» **AIM OF THE EXERCISE**
Please copy out every line of the items below word for word, leaving out the pictures.

» **INPUT**
•••
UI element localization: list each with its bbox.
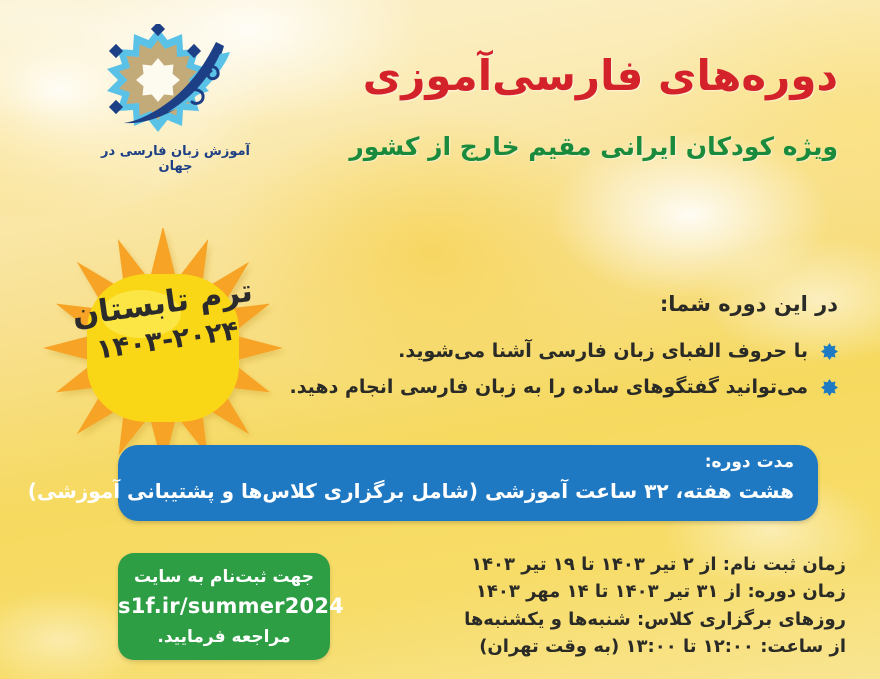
registration-line-1: جهت ثبت‌نام به سایت — [118, 553, 330, 587]
schedule-details: زمان ثبت نام: از ۲ تیر ۱۴۰۳ تا ۱۹ تیر ۱۴… — [376, 551, 846, 660]
duration-detail: هشت هفته، ۳۲ ساعت آموزشی (شامل برگزاری ک… — [142, 479, 794, 503]
logo-tagline: آموزش زبان فارسی در جهان — [88, 144, 263, 174]
registration-box[interactable]: جهت ثبت‌نام به سایت s1f.ir/summer2024 مر… — [118, 553, 330, 660]
star-bullet-icon — [821, 343, 838, 360]
benefit-text: با حروف الفبای زبان فارسی آشنا می‌شوید. — [398, 340, 808, 362]
list-item: با حروف الفبای زبان فارسی آشنا می‌شوید. — [278, 340, 838, 362]
schedule-course-period: زمان دوره: از ۳۱ تیر ۱۴۰۳ تا ۱۴ مهر ۱۴۰۳ — [376, 578, 846, 605]
schedule-registration-period: زمان ثبت نام: از ۲ تیر ۱۴۰۳ تا ۱۹ تیر ۱۴… — [376, 551, 846, 578]
saadi-foundation-logo: آموزش زبان فارسی در جهان — [88, 24, 263, 184]
registration-line-3: مراجعه فرمایید. — [118, 618, 330, 647]
course-duration-box: مدت دوره: هشت هفته، ۳۲ ساعت آموزشی (شامل… — [118, 445, 818, 521]
benefit-text: می‌توانید گفتگوهای ساده را به زبان فارسی… — [289, 376, 808, 398]
page-subtitle: ویژه کودکان ایرانی مقیم خارج از کشور — [278, 132, 838, 162]
schedule-class-days: روزهای برگزاری کلاس: شنبه‌ها و یکشنبه‌ها — [376, 606, 846, 633]
poster-canvas: آموزش زبان فارسی در جهان دوره‌های فارسی‌… — [0, 0, 880, 679]
course-intro-text: در این دوره شما: — [408, 292, 838, 316]
star-bullet-icon — [821, 379, 838, 396]
logo-star-emblem-icon — [98, 24, 238, 142]
duration-heading: مدت دوره: — [705, 452, 794, 472]
list-item: می‌توانید گفتگوهای ساده را به زبان فارسی… — [278, 376, 838, 398]
schedule-class-hours: از ساعت: ۱۲:۰۰ تا ۱۳:۰۰ (به وقت تهران) — [376, 633, 846, 660]
summer-term-sun-badge: ترم تابستان ۱۴۰۳-۲۰۲۴ — [18, 228, 308, 468]
course-benefits-list: با حروف الفبای زبان فارسی آشنا می‌شوید. … — [278, 340, 838, 412]
page-title: دوره‌های فارسی‌آموزی — [278, 52, 838, 99]
registration-website-link[interactable]: s1f.ir/summer2024 — [118, 587, 330, 618]
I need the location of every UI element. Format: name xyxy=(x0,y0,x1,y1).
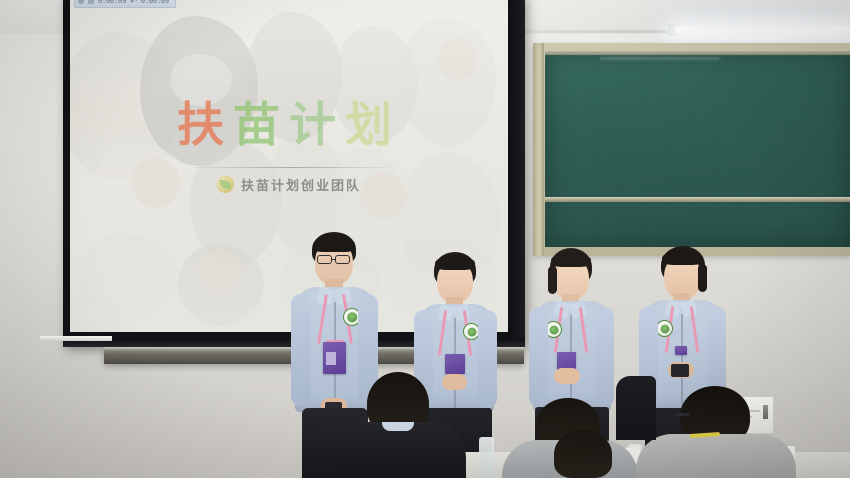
audience-3 xyxy=(636,386,798,478)
slide-divider xyxy=(185,167,400,168)
head-back xyxy=(554,430,612,478)
arm-right xyxy=(478,310,497,408)
arm-left xyxy=(529,307,548,407)
hair-front xyxy=(551,253,591,267)
shirt-collar xyxy=(382,422,414,431)
id-card-badge xyxy=(675,346,687,355)
chalkboard-slide-rail xyxy=(545,197,850,202)
slide-title-char-4: 划 xyxy=(345,102,401,149)
hair-side xyxy=(698,264,707,292)
slide-title: 扶苗计划 xyxy=(70,102,508,149)
id-card-badge xyxy=(445,354,465,374)
classroom-presentation-photo: 扶苗计划 扶苗计划创业团队 0:00:09 ↶ 0:00:09 xyxy=(0,0,850,478)
glasses-icon xyxy=(317,255,332,264)
hair-front xyxy=(435,256,475,270)
hair-side xyxy=(548,266,557,294)
hair-front xyxy=(662,251,703,265)
chalkboard-texture xyxy=(545,51,850,247)
slide-title-char-3: 计 xyxy=(289,102,345,149)
held-object xyxy=(671,364,689,377)
glasses-icon-right xyxy=(335,255,350,264)
sprout-logo-icon xyxy=(217,176,234,193)
id-card-photo xyxy=(326,352,336,365)
slide-subtitle-row: 扶苗计划创业团队 xyxy=(70,175,508,194)
record-icon[interactable] xyxy=(78,0,84,4)
fluorescent-tube-light-icon xyxy=(675,26,850,34)
hair-front xyxy=(313,237,355,252)
recorder-elapsed: 0:00:09 xyxy=(98,0,126,5)
water-bottle-1 xyxy=(479,437,494,478)
screen-mount-rail xyxy=(40,336,112,341)
audience-5 xyxy=(548,430,618,478)
torso xyxy=(636,434,796,478)
recorder-remaining: 0:00:09 xyxy=(141,0,169,5)
glasses-temple-icon xyxy=(674,413,690,416)
arm-right xyxy=(595,307,614,407)
audience-1 xyxy=(330,372,470,478)
torso xyxy=(616,376,656,440)
slide-title-char-1: 扶 xyxy=(177,102,233,149)
chalk-smudge xyxy=(600,57,720,60)
stop-icon[interactable] xyxy=(88,0,94,4)
slide-subtitle: 扶苗计划创业团队 xyxy=(241,175,361,194)
undo-icon[interactable]: ↶ xyxy=(130,0,137,6)
glasses-bridge xyxy=(332,259,335,260)
arm-left xyxy=(291,294,311,406)
hands xyxy=(554,368,580,384)
audience-4 xyxy=(616,376,656,440)
projector-screen-frame-right xyxy=(507,0,525,346)
slide-title-char-2: 苗 xyxy=(233,102,289,149)
chalkboard xyxy=(545,51,850,247)
screen-recorder-toolbar[interactable]: 0:00:09 ↶ 0:00:09 xyxy=(74,0,176,8)
chalkboard-top-rail xyxy=(545,51,850,55)
chalkboard-side-post xyxy=(533,43,544,256)
team-emblem-badge xyxy=(656,320,673,337)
•••
» **WRITTEN ANSWER**
UI element localization: list each with its bbox.
registration-line-1: جهت ثبت‌نام به سایت — [118, 553, 330, 587]
schedule-details: زمان ثبت نام: از ۲ تیر ۱۴۰۳ تا ۱۹ تیر ۱۴… — [376, 551, 846, 660]
duration-detail: هشت هفته، ۳۲ ساعت آموزشی (شامل برگزاری ک… — [142, 479, 794, 503]
logo-tagline: آموزش زبان فارسی در جهان — [88, 144, 263, 174]
registration-box[interactable]: جهت ثبت‌نام به سایت s1f.ir/summer2024 مر… — [118, 553, 330, 660]
star-bullet-icon — [821, 343, 838, 360]
benefit-text: با حروف الفبای زبان فارسی آشنا می‌شوید. — [398, 340, 808, 362]
list-item: با حروف الفبای زبان فارسی آشنا می‌شوید. — [278, 340, 838, 362]
schedule-course-period: زمان دوره: از ۳۱ تیر ۱۴۰۳ تا ۱۴ مهر ۱۴۰۳ — [376, 578, 846, 605]
schedule-registration-period: زمان ثبت نام: از ۲ تیر ۱۴۰۳ تا ۱۹ تیر ۱۴… — [376, 551, 846, 578]
saadi-foundation-logo: آموزش زبان فارسی در جهان — [88, 24, 263, 184]
registration-line-3: مراجعه فرمایید. — [118, 618, 330, 647]
course-duration-box: مدت دوره: هشت هفته، ۳۲ ساعت آموزشی (شامل… — [118, 445, 818, 521]
benefit-text: می‌توانید گفتگوهای ساده را به زبان فارسی… — [289, 376, 808, 398]
page-subtitle: ویژه کودکان ایرانی مقیم خارج از کشور — [278, 132, 838, 162]
schedule-class-days: روزهای برگزاری کلاس: شنبه‌ها و یکشنبه‌ها — [376, 606, 846, 633]
poster-canvas: آموزش زبان فارسی در جهان دوره‌های فارسی‌… — [0, 0, 880, 679]
course-intro-text: در این دوره شما: — [408, 292, 838, 316]
star-bullet-icon — [821, 379, 838, 396]
logo-star-emblem-icon — [98, 24, 238, 142]
duration-heading: مدت دوره: — [705, 452, 794, 472]
list-item: می‌توانید گفتگوهای ساده را به زبان فارسی… — [278, 376, 838, 398]
schedule-class-hours: از ساعت: ۱۲:۰۰ تا ۱۳:۰۰ (به وقت تهران) — [376, 633, 846, 660]
summer-term-sun-badge: ترم تابستان ۱۴۰۳-۲۰۲۴ — [18, 228, 308, 468]
course-benefits-list: با حروف الفبای زبان فارسی آشنا می‌شوید. … — [278, 340, 838, 412]
page-title: دوره‌های فارسی‌آموزی — [278, 52, 838, 99]
registration-website-link[interactable]: s1f.ir/summer2024 — [118, 587, 330, 618]
I need the location of every UI element. Format: name xyxy=(x0,y0,x1,y1).
audience-3 xyxy=(636,386,798,478)
slide-divider xyxy=(185,167,400,168)
head-back xyxy=(554,430,612,478)
arm-right xyxy=(478,310,497,408)
arm-left xyxy=(529,307,548,407)
hair-front xyxy=(551,253,591,267)
shirt-collar xyxy=(382,422,414,431)
id-card-badge xyxy=(675,346,687,355)
chalkboard-slide-rail xyxy=(545,197,850,202)
slide-title-char-4: 划 xyxy=(345,102,401,149)
hair-side xyxy=(698,264,707,292)
slide-title: 扶苗计划 xyxy=(70,102,508,149)
id-card-badge xyxy=(445,354,465,374)
classroom-presentation-photo: 扶苗计划 扶苗计划创业团队 0:00:09 ↶ 0:00:09 xyxy=(0,0,850,478)
glasses-icon xyxy=(317,255,332,264)
hair-front xyxy=(435,256,475,270)
hair-side xyxy=(548,266,557,294)
hair-front xyxy=(662,251,703,265)
chalkboard-texture xyxy=(545,51,850,247)
slide-title-char-3: 计 xyxy=(289,102,345,149)
held-object xyxy=(671,364,689,377)
glasses-icon-right xyxy=(335,255,350,264)
sprout-logo-icon xyxy=(217,176,234,193)
id-card-photo xyxy=(326,352,336,365)
slide-subtitle-row: 扶苗计划创业团队 xyxy=(70,175,508,194)
record-icon[interactable] xyxy=(78,0,84,4)
fluorescent-tube-light-icon xyxy=(675,26,850,34)
hair-front xyxy=(313,237,355,252)
recorder-elapsed: 0:00:09 xyxy=(98,0,126,5)
water-bottle-1 xyxy=(479,437,494,478)
screen-mount-rail xyxy=(40,336,112,341)
audience-5 xyxy=(548,430,618,478)
torso xyxy=(636,434,796,478)
recorder-remaining: 0:00:09 xyxy=(141,0,169,5)
glasses-temple-icon xyxy=(674,413,690,416)
arm-right xyxy=(595,307,614,407)
audience-1 xyxy=(330,372,470,478)
torso xyxy=(616,376,656,440)
slide-title-char-1: 扶 xyxy=(177,102,233,149)
chalk-smudge xyxy=(600,57,720,60)
stop-icon[interactable] xyxy=(88,0,94,4)
slide-subtitle: 扶苗计划创业团队 xyxy=(241,175,361,194)
undo-icon[interactable]: ↶ xyxy=(130,0,137,6)
glasses-bridge xyxy=(332,259,335,260)
arm-left xyxy=(291,294,311,406)
hands xyxy=(554,368,580,384)
audience-4 xyxy=(616,376,656,440)
projector-screen-frame-right xyxy=(507,0,525,346)
slide-title-char-2: 苗 xyxy=(233,102,289,149)
chalkboard xyxy=(545,51,850,247)
screen-recorder-toolbar[interactable]: 0:00:09 ↶ 0:00:09 xyxy=(74,0,176,8)
chalkboard-top-rail xyxy=(545,51,850,55)
chalkboard-side-post xyxy=(533,43,544,256)
team-emblem-badge xyxy=(656,320,673,337)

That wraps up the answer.